→ Given entries
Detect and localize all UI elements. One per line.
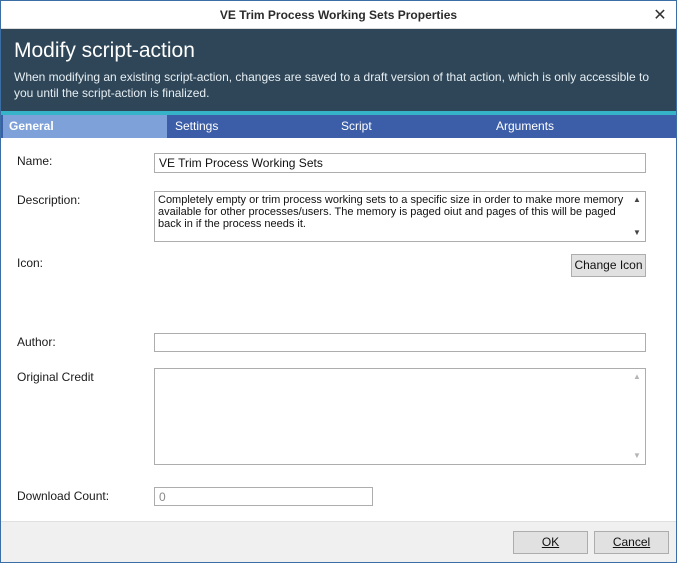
original-credit-scrollbar[interactable]: ▲ ▼ xyxy=(629,369,645,464)
original-credit-label: Original Credit xyxy=(17,370,94,384)
ok-button[interactable]: OK xyxy=(513,531,588,554)
description-scrollbar[interactable]: ▲ ▼ xyxy=(629,192,645,241)
close-icon[interactable]: ✕ xyxy=(650,5,670,25)
name-field[interactable]: VE Trim Process Working Sets xyxy=(154,153,646,173)
scroll-down-icon[interactable]: ▼ xyxy=(629,449,645,463)
tab-script[interactable]: Script xyxy=(341,115,372,138)
page-title: Modify script-action xyxy=(14,39,195,62)
title-bar: VE Trim Process Working Sets Properties … xyxy=(1,1,676,29)
description-text: Completely empty or trim process working… xyxy=(158,194,624,230)
tab-arguments[interactable]: Arguments xyxy=(496,115,554,138)
tab-general[interactable]: General xyxy=(3,115,167,138)
scroll-down-icon[interactable]: ▼ xyxy=(629,226,645,240)
dialog-footer: OK Cancel xyxy=(1,521,676,562)
header-banner: Modify script-action When modifying an e… xyxy=(1,29,676,111)
download-count-field: 0 xyxy=(154,487,373,506)
tab-bar: General Settings Script Arguments xyxy=(1,115,676,138)
cancel-button-label: Cancel xyxy=(612,535,651,549)
name-label: Name: xyxy=(17,154,53,168)
change-icon-button[interactable]: Change Icon xyxy=(571,254,646,277)
description-label: Description: xyxy=(17,193,81,207)
properties-dialog: VE Trim Process Working Sets Properties … xyxy=(0,0,677,563)
general-tab-panel: Name: VE Trim Process Working Sets Descr… xyxy=(1,138,676,521)
ok-button-label: OK xyxy=(541,535,560,549)
window-title: VE Trim Process Working Sets Properties xyxy=(219,8,458,22)
author-field[interactable] xyxy=(154,333,646,352)
original-credit-field[interactable]: ▲ ▼ xyxy=(154,368,646,465)
tab-settings[interactable]: Settings xyxy=(175,115,218,138)
icon-label: Icon: xyxy=(17,256,44,270)
download-count-label: Download Count: xyxy=(17,489,110,503)
header-description: When modifying an existing script-action… xyxy=(14,70,649,100)
scroll-up-icon[interactable]: ▲ xyxy=(629,193,645,207)
author-label: Author: xyxy=(17,335,56,349)
cancel-button[interactable]: Cancel xyxy=(594,531,669,554)
scroll-up-icon[interactable]: ▲ xyxy=(629,370,645,384)
description-field[interactable]: Completely empty or trim process working… xyxy=(154,191,646,242)
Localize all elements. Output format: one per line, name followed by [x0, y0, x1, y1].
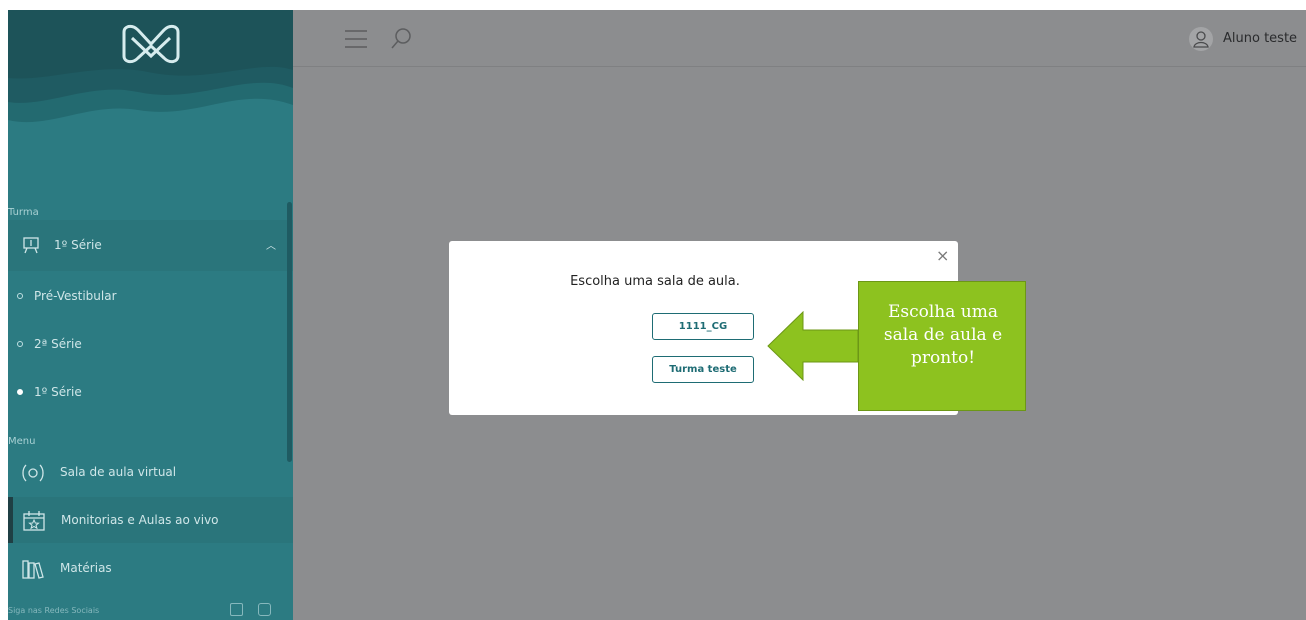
sidebar-scrollbar[interactable]: [287, 202, 292, 462]
menu-item-label: Matérias: [60, 561, 112, 575]
menu-item-monitorias[interactable]: Monitorias e Aulas ao vivo: [8, 497, 293, 543]
arrow-left-icon: [767, 311, 859, 381]
chevron-up-icon: ︿: [266, 241, 276, 252]
class-option-label: 1º Série: [34, 385, 82, 399]
user-name: Aluno teste: [1223, 31, 1298, 46]
user-menu[interactable]: Aluno teste: [1189, 27, 1306, 51]
facebook-icon[interactable]: [230, 603, 243, 616]
menu-item-label: Sala de aula virtual: [60, 465, 177, 479]
class-option-label: 2ª Série: [34, 337, 82, 351]
instagram-icon[interactable]: [258, 603, 271, 616]
menu-item-sala-virtual[interactable]: Sala de aula virtual: [8, 449, 293, 495]
top-strip: [0, 0, 1306, 10]
class-option-1a-serie[interactable]: 1º Série: [8, 369, 286, 415]
search-icon[interactable]: [390, 26, 414, 50]
modal-title: Escolha uma sala de aula.: [570, 274, 740, 289]
bullet-icon: [17, 293, 23, 299]
close-icon[interactable]: ×: [936, 248, 949, 264]
room-button-1111-cg[interactable]: 1111_CG: [652, 313, 754, 340]
menu-item-materias[interactable]: Matérias: [8, 545, 293, 591]
bullet-icon: [17, 341, 23, 347]
room-button-turma-teste[interactable]: Turma teste: [652, 356, 754, 383]
class-icon: [23, 237, 39, 254]
class-selector[interactable]: 1º Série ︿: [8, 220, 293, 271]
virtual-classroom-icon: [22, 464, 44, 482]
top-bar: Aluno teste: [293, 10, 1306, 67]
social-footer: Siga nas Redes Sociais: [8, 603, 293, 620]
turma-section-label: Turma: [8, 207, 39, 218]
class-option-label: Pré-Vestibular: [34, 289, 117, 303]
sidebar: Turma 1º Série ︿ Pré-Vestibular 2ª Série…: [8, 10, 293, 620]
menu-section-label: Menu: [8, 436, 36, 447]
user-avatar-icon: [1189, 27, 1213, 51]
hamburger-menu-icon[interactable]: [343, 27, 369, 51]
class-option-pre-vestibular[interactable]: Pré-Vestibular: [8, 273, 286, 319]
calendar-star-icon: [23, 511, 45, 531]
bullet-selected-icon: [17, 389, 23, 395]
current-class-label: 1º Série: [54, 238, 102, 252]
social-label: Siga nas Redes Sociais: [8, 606, 100, 615]
callout-text: Escolha uma sala de aula e pronto!: [883, 302, 1003, 368]
tutorial-callout: Escolha uma sala de aula e pronto!: [858, 281, 1026, 411]
class-option-2a-serie[interactable]: 2ª Série: [8, 321, 286, 367]
menu-item-label: Monitorias e Aulas ao vivo: [61, 513, 219, 527]
logo-icon: [122, 24, 180, 64]
books-icon: [22, 560, 44, 579]
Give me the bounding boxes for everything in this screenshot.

→ Task prompt
Update all of the material above by replacing "VE Trim Process Working Sets" with "VE Clean Process Memory" everywhere it occurs, keeping every other part the same. Leave the pictures out.

→ Written answer
Detect and localize all UI elements. One per line.
original-credit-scrollbar[interactable]: ▲ ▼ xyxy=(629,369,645,464)
original-credit-label: Original Credit xyxy=(17,370,94,384)
ok-button[interactable]: OK xyxy=(513,531,588,554)
description-scrollbar[interactable]: ▲ ▼ xyxy=(629,192,645,241)
close-icon[interactable]: ✕ xyxy=(650,5,670,25)
name-field[interactable]: VE Clean Process Memory xyxy=(154,153,646,173)
scroll-down-icon[interactable]: ▼ xyxy=(629,449,645,463)
tab-script[interactable]: Script xyxy=(341,115,372,138)
page-title: Modify script-action xyxy=(14,39,195,62)
title-bar: VE Clean Process Memory Properties … xyxy=(1,1,676,29)
description-text: Completely empty or trim process working… xyxy=(158,194,624,230)
tab-arguments[interactable]: Arguments xyxy=(496,115,554,138)
tab-general[interactable]: General xyxy=(3,115,167,138)
scroll-down-icon[interactable]: ▼ xyxy=(629,226,645,240)
dialog-footer: OK Cancel xyxy=(1,521,676,562)
header-banner: Modify script-action When modifying an e… xyxy=(1,29,676,111)
download-count-field: 0 xyxy=(154,487,373,506)
tab-bar: General Settings Script Arguments xyxy=(1,115,676,138)
cancel-button-label: Cancel xyxy=(612,535,651,549)
name-label: Name: xyxy=(17,154,53,168)
change-icon-button[interactable]: Change Icon xyxy=(571,254,646,277)
description-label: Description: xyxy=(17,193,81,207)
properties-dialog: VE Clean Process Memory Properties … xyxy=(0,0,677,563)
general-tab-panel: Name: VE Clean Process Memory Descr… xyxy=(1,138,676,521)
ok-button-label: OK xyxy=(541,535,560,549)
window-title: VE Clean Process Memory Properties xyxy=(219,8,458,22)
author-field[interactable] xyxy=(154,333,646,352)
original-credit-field[interactable]: ▲ ▼ xyxy=(154,368,646,465)
tab-settings[interactable]: Settings xyxy=(175,115,218,138)
icon-label: Icon: xyxy=(17,256,44,270)
download-count-label: Download Count: xyxy=(17,489,110,503)
header-description: When modifying an existing script-action… xyxy=(14,70,649,100)
scroll-up-icon[interactable]: ▲ xyxy=(629,193,645,207)
author-label: Author: xyxy=(17,335,56,349)
cancel-button[interactable]: Cancel xyxy=(594,531,669,554)
scroll-up-icon[interactable]: ▲ xyxy=(629,370,645,384)
description-field[interactable]: Completely empty or trim process working… xyxy=(154,191,646,242)
Localize all elements. Output format: one per line, name followed by [x0, y0, x1, y1].
sidebar-scrollbar[interactable]: [287, 202, 292, 462]
menu-item-label: Matérias: [60, 561, 112, 575]
menu-item-monitorias[interactable]: Monitorias e Aulas ao vivo: [8, 497, 293, 543]
arrow-left-icon: [767, 311, 859, 381]
chevron-up-icon: ︿: [266, 241, 276, 252]
class-option-label: 1º Série: [34, 385, 82, 399]
user-name: Aluno teste: [1223, 31, 1298, 46]
user-menu[interactable]: Aluno teste: [1189, 27, 1306, 51]
facebook-icon[interactable]: [230, 603, 243, 616]
menu-item-label: Sala de aula virtual: [60, 465, 177, 479]
class-option-label: 2ª Série: [34, 337, 82, 351]
instagram-icon[interactable]: [258, 603, 271, 616]
menu-item-sala-virtual[interactable]: Sala de aula virtual: [8, 449, 293, 495]
top-strip: [0, 0, 1306, 10]
class-option-1a-serie[interactable]: 1º Série: [8, 369, 286, 415]
search-icon[interactable]: [390, 26, 414, 50]
modal-title: Escolha uma sala de aula.: [570, 274, 740, 289]
bullet-icon: [17, 293, 23, 299]
close-icon[interactable]: ×: [936, 248, 949, 264]
room-button-1111-cg[interactable]: 1111_CG: [652, 313, 754, 340]
menu-item-materias[interactable]: Matérias: [8, 545, 293, 591]
bullet-icon: [17, 341, 23, 347]
room-button-turma-teste[interactable]: Turma teste: [652, 356, 754, 383]
class-icon: [23, 237, 39, 254]
class-selector[interactable]: 1º Série ︿: [8, 220, 293, 271]
virtual-classroom-icon: [22, 464, 44, 482]
top-bar: Aluno teste: [293, 10, 1306, 67]
social-footer: Siga nas Redes Sociais: [8, 603, 293, 620]
turma-section-label: Turma: [8, 207, 39, 218]
class-option-label: Pré-Vestibular: [34, 289, 117, 303]
sidebar: Turma 1º Série ︿ Pré-Vestibular 2ª Série…: [8, 10, 293, 620]
menu-section-label: Menu: [8, 436, 36, 447]
user-avatar-icon: [1189, 27, 1213, 51]
hamburger-menu-icon[interactable]: [343, 27, 369, 51]
class-option-pre-vestibular[interactable]: Pré-Vestibular: [8, 273, 286, 319]
calendar-star-icon: [23, 511, 45, 531]
bullet-selected-icon: [17, 389, 23, 395]
current-class-label: 1º Série: [54, 238, 102, 252]
social-label: Siga nas Redes Sociais: [8, 606, 100, 615]
callout-text: Escolha uma sala de aula e pronto!: [883, 302, 1003, 368]
tutorial-callout: Escolha uma sala de aula e pronto!: [858, 281, 1026, 411]
class-option-2a-serie[interactable]: 2ª Série: [8, 321, 286, 367]
menu-item-label: Monitorias e Aulas ao vivo: [61, 513, 219, 527]
logo-icon: [122, 24, 180, 64]
books-icon: [22, 560, 44, 579]
Give me the bounding boxes for everything in this screenshot.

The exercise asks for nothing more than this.